### What to produce
Print the whole listing exactly.

┄┄┄┄┄┄┄┄┄┄

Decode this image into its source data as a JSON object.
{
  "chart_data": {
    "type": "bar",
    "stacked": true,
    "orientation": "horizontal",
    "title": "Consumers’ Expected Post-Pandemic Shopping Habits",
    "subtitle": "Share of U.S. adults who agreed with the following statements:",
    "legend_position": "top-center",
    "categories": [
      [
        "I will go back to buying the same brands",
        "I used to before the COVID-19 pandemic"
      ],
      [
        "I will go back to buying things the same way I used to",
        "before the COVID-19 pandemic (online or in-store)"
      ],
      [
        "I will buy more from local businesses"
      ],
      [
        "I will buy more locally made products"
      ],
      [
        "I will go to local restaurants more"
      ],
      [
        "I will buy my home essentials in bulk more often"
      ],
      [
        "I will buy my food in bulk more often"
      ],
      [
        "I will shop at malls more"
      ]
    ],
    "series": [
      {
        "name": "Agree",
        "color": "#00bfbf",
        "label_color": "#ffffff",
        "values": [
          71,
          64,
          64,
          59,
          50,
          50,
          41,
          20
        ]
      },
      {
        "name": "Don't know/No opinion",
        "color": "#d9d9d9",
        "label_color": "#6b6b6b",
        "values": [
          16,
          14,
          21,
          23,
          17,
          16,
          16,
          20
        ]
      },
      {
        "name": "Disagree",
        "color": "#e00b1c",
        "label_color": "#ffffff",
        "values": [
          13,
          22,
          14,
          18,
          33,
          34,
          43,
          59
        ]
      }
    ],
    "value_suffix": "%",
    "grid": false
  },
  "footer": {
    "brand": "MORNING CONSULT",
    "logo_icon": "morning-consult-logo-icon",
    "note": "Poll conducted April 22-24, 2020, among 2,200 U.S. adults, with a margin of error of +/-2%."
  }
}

┄┄┄┄┄┄┄┄┄┄

### Response to this exercise
Decode this image into its source data as a JSON object.
{
  "chart_data": {
    "type": "bar",
    "stacked": true,
    "orientation": "horizontal",
    "title": "Consumers’ Expected Post-Pandemic Shopping Habits",
    "subtitle": "Share of U.S. adults who agreed with the following statements:",
    "legend_position": "top-center",
    "categories": [
      [
        "I will go back to buying the same brands",
        "I used to before the COVID-19 pandemic"
      ],
      [
        "I will go back to buying things the same way I used to",
        "before the COVID-19 pandemic (online or in-store)"
      ],
      [
        "I will buy more from local businesses"
      ],
      [
        "I will buy more locally made products"
      ],
      [
        "I will go to local restaurants more"
      ],
      [
        "I will buy my home essentials in bulk more often"
      ],
      [
        "I will buy my food in bulk more often"
      ],
      [
        "I will shop at malls more"
      ]
    ],
    "series": [
      {
        "name": "Agree",
        "color": "#00bfbf",
        "label_color": "#ffffff",
        "values": [
          71,
          64,
          64,
          59,
          50,
          50,
          41,
          20
        ]
      },
      {
        "name": "Don't know/No opinion",
        "color": "#d9d9d9",
        "label_color": "#6b6b6b",
        "values": [
          16,
          14,
          21,
          23,
          17,
          16,
          16,
          20
        ]
      },
      {
        "name": "Disagree",
        "color": "#e00b1c",
        "label_color": "#ffffff",
        "values": [
          13,
          22,
          14,
          18,
          33,
          34,
          43,
          59
        ]
      }
    ],
    "value_suffix": "%",
    "grid": false
  },
  "footer": {
    "brand": "MORNING CONSULT",
    "logo_icon": "morning-consult-logo-icon",
    "note": "Poll conducted April 22-24, 2020, among 2,200 U.S. adults, with a margin of error of +/-2%."
  }
}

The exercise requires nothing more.